#### What you have to do
Find the word "heading" in the records below. List each line containing it.

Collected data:
'''

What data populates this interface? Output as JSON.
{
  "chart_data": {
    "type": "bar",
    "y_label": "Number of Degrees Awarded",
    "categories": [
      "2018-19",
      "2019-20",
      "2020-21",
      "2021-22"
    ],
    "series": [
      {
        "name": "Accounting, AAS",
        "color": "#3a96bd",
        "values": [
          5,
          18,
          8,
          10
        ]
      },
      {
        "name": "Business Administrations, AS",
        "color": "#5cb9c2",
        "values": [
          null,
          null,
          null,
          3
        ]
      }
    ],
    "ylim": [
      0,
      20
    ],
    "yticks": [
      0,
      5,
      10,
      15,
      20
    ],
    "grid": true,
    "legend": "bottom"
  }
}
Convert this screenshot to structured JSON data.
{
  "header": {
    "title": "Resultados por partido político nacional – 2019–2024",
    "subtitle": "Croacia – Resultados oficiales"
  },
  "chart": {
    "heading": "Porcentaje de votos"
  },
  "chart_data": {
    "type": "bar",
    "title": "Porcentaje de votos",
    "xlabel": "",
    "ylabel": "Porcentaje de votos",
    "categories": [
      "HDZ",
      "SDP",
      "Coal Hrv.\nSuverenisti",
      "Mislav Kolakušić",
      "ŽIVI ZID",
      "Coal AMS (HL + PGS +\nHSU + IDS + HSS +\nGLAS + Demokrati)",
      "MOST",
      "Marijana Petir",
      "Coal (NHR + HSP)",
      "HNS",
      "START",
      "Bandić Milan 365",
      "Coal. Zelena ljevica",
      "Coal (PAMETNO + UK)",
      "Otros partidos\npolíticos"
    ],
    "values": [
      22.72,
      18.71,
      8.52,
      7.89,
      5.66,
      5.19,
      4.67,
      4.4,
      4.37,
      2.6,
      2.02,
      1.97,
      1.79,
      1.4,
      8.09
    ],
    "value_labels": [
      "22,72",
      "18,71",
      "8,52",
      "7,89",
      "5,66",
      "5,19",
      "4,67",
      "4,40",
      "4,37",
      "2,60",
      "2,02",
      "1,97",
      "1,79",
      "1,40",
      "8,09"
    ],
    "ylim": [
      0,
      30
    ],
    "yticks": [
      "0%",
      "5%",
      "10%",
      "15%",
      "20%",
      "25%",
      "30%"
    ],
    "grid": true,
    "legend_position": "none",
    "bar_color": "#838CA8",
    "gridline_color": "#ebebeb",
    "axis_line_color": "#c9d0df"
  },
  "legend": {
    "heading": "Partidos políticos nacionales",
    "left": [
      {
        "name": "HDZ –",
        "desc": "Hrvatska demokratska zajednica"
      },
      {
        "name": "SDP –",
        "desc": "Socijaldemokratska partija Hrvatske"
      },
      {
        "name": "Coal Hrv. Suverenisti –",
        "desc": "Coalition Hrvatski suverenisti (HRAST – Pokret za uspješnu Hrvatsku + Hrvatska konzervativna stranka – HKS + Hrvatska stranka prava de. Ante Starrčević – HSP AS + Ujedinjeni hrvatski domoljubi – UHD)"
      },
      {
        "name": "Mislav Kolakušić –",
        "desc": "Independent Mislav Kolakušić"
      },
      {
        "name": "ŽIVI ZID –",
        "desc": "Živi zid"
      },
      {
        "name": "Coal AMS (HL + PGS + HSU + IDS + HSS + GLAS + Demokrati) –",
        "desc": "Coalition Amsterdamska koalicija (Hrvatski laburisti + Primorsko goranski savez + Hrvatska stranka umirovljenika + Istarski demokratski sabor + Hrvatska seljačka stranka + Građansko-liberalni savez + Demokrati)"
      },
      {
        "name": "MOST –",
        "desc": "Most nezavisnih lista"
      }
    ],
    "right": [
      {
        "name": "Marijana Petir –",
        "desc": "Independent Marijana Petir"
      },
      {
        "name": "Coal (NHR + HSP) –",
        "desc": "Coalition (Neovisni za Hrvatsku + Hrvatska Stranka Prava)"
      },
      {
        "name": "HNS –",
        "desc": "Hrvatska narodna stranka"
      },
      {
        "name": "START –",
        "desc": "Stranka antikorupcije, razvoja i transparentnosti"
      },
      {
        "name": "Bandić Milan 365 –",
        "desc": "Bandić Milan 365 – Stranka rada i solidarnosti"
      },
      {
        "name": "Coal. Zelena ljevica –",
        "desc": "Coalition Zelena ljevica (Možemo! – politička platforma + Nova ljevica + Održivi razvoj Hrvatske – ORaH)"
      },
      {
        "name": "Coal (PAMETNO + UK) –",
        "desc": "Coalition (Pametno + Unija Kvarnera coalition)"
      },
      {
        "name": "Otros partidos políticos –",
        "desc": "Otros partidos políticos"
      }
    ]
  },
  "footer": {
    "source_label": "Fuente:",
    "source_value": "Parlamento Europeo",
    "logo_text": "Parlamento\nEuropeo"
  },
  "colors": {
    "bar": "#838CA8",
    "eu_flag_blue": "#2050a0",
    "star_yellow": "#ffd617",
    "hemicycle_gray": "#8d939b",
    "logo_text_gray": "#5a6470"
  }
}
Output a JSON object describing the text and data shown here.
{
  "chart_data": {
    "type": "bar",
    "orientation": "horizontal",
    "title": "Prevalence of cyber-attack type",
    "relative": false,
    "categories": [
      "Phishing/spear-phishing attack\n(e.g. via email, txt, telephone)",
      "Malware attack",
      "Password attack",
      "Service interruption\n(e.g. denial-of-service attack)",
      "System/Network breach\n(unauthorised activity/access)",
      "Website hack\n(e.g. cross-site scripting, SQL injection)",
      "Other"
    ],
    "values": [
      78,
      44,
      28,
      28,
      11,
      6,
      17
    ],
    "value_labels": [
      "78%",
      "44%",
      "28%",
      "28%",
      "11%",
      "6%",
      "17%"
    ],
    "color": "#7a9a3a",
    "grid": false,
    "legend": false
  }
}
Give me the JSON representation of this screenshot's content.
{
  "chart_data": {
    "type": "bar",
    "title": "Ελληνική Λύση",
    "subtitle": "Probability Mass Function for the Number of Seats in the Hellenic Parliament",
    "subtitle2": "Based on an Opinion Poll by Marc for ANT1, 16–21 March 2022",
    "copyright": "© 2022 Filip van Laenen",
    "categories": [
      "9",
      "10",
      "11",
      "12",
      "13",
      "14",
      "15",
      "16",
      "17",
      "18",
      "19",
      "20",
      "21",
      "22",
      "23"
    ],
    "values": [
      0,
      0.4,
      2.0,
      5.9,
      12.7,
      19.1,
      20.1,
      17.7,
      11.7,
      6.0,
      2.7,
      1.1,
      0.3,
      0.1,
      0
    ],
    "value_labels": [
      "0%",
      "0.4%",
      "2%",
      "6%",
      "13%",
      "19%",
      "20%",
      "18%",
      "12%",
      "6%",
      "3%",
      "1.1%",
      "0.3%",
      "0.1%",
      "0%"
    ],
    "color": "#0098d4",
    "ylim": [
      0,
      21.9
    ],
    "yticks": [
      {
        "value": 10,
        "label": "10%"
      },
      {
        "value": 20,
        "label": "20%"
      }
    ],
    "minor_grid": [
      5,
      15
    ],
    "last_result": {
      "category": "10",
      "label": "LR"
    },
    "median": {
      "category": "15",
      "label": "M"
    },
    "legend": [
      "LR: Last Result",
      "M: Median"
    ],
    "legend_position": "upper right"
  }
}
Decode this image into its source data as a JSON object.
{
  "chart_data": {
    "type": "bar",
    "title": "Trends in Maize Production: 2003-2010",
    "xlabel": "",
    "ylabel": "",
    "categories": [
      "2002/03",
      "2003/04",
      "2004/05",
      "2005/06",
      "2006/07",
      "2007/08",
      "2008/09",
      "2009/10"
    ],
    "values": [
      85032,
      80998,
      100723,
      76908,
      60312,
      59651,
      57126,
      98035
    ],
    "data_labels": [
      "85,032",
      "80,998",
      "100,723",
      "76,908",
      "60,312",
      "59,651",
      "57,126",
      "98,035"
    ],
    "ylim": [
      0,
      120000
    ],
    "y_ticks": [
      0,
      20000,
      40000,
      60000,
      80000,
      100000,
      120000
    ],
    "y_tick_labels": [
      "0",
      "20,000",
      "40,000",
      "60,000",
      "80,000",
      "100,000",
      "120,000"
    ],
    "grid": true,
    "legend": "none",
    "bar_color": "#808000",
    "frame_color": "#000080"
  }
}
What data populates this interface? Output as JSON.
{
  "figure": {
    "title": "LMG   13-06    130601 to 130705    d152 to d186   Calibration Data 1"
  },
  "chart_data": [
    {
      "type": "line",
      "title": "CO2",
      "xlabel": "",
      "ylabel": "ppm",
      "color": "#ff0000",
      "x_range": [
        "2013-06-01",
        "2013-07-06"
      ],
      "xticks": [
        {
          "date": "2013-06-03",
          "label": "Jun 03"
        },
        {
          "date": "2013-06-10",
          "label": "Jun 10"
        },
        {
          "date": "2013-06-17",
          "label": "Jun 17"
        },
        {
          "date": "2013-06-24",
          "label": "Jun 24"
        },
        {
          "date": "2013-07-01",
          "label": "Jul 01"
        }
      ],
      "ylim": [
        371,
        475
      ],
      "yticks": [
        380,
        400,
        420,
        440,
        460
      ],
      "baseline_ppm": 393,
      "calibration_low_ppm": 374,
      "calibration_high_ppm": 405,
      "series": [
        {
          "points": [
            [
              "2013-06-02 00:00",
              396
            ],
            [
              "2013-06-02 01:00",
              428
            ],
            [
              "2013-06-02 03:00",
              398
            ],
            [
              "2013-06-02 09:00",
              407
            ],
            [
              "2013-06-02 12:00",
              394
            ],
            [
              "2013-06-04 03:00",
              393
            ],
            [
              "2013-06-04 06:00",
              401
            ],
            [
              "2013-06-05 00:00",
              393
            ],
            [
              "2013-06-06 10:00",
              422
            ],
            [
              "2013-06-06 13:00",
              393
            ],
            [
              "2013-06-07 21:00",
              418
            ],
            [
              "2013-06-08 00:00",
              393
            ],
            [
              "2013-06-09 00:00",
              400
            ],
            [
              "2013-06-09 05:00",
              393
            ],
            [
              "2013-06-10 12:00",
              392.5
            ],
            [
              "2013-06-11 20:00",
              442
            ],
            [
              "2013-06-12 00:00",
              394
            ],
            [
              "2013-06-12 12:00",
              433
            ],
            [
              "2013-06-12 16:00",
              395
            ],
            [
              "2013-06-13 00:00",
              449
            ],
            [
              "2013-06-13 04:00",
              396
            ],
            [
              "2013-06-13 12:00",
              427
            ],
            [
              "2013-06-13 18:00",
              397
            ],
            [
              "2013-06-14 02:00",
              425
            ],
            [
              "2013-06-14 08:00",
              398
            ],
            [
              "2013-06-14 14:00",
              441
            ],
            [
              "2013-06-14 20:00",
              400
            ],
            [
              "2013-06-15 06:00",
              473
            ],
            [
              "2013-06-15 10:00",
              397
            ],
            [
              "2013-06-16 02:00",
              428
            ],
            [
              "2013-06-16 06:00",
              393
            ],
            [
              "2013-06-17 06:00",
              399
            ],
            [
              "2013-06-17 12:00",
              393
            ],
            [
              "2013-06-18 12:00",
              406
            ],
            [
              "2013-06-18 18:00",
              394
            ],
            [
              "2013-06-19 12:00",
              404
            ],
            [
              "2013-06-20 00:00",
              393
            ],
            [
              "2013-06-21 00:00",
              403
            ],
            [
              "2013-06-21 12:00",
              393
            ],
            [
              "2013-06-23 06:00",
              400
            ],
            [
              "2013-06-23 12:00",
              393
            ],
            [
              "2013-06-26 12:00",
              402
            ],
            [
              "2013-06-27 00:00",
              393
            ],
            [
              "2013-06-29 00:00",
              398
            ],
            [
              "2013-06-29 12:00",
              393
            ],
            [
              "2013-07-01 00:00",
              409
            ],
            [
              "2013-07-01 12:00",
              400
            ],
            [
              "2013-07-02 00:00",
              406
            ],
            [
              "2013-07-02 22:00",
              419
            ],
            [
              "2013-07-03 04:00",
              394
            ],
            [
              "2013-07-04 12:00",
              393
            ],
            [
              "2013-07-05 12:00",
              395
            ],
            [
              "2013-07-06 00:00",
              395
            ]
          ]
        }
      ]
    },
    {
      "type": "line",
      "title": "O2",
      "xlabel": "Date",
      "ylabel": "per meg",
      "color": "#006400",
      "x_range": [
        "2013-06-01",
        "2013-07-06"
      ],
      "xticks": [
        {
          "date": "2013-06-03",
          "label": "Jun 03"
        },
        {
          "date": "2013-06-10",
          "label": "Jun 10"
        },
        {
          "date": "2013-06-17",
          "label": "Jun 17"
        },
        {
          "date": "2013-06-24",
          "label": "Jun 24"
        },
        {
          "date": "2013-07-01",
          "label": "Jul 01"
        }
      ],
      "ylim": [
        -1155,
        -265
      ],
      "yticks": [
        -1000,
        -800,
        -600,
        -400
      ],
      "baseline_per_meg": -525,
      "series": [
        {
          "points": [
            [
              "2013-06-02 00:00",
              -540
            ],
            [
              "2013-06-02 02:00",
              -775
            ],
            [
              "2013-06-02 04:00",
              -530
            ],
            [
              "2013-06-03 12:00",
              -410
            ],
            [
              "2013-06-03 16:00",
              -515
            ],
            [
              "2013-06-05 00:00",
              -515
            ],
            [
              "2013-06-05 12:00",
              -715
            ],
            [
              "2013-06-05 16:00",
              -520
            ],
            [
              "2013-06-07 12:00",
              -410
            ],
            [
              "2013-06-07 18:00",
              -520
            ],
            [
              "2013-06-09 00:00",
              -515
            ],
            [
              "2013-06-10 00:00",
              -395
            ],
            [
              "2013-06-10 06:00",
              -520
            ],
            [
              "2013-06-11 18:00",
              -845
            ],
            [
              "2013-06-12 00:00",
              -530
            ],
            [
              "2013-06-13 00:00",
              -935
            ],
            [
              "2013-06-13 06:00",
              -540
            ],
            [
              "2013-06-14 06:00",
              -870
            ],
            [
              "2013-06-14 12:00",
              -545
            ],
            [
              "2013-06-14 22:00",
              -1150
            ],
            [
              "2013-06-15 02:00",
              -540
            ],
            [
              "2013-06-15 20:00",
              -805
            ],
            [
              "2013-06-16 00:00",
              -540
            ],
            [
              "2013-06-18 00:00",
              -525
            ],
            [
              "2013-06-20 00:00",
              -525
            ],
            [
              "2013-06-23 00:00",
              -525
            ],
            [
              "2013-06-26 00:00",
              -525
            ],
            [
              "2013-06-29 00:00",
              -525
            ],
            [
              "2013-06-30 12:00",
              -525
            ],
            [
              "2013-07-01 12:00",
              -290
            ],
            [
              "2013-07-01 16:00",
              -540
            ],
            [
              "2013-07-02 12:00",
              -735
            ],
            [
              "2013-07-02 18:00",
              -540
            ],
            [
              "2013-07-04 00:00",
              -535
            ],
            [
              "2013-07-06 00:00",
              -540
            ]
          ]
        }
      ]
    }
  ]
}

'''

#### Response to this task
    "heading": "Porcentaje de votos"
    "heading": "Partidos políticos nacionales",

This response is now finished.